- The task -
Copy each line of the records that holds the string "Füllmengen".

┌─ Material to process

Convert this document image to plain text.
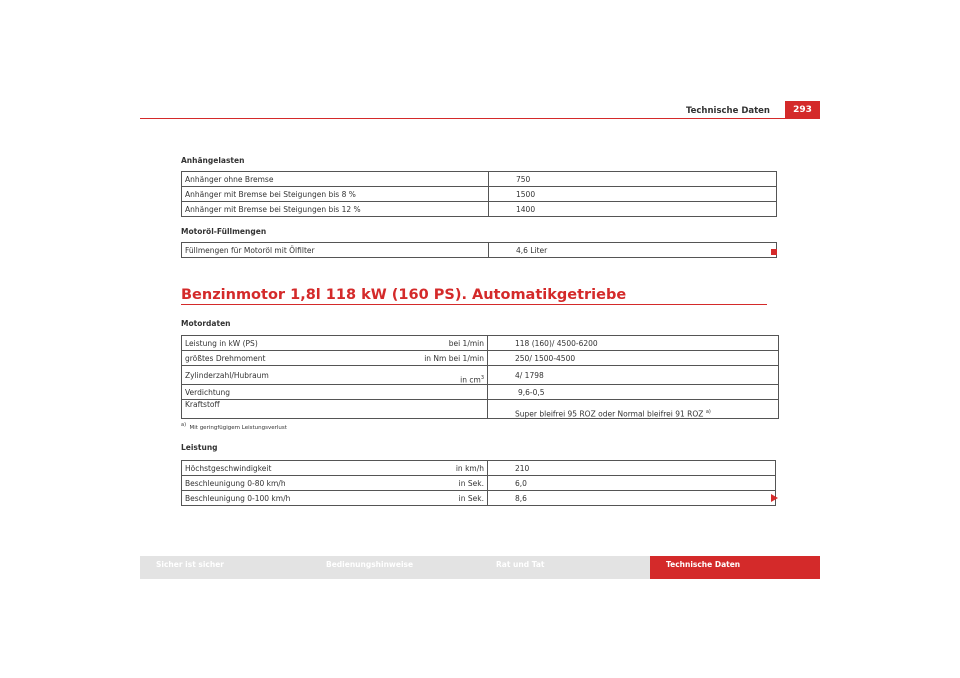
Technische Daten	293
Anhängelasten
Anhänger ohne Bremse	750
Anhänger mit Bremse bei Steigungen bis 8 %	1500
Anhänger mit Bremse bei Steigungen bis 12 %	1400
Motoröl-Füllmengen
Füllmengen für Motoröl mit Ölfilter	4,6 Liter
Benzinmotor 1,8l 118 kW (160 PS). Automatikgetriebe
Motordaten
Leistung in kW (PS)	bei 1/min	118 (160)/ 4500-6200
größtes Drehmoment	in Nm bei 1/min	250/ 1500-4500
Zylinderzahl/Hubraum	in $cm^3$	4/ 1798
Verdichtung		9,6-0,5
Kraftstoff		Super bleifrei 95 ROZ oder Normal bleifrei 91 ROZ $^{a)}$
$^{a)}$ Mit geringfügigem Leistungsverlust
Leistung
Höchstgeschwindigkeit	in km/h	210
Beschleunigung 0-80 km/h	in Sek.	6,0
Beschleunigung 0-100 km/h	in Sek.	8,6
Sicher ist sicher	Bedienungshinweise	Rat und Tat	Technische Daten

└─

- Complete output -
Motoröl-Füllmengen
Füllmengen für Motoröl mit Ölfilter	4,6 Liter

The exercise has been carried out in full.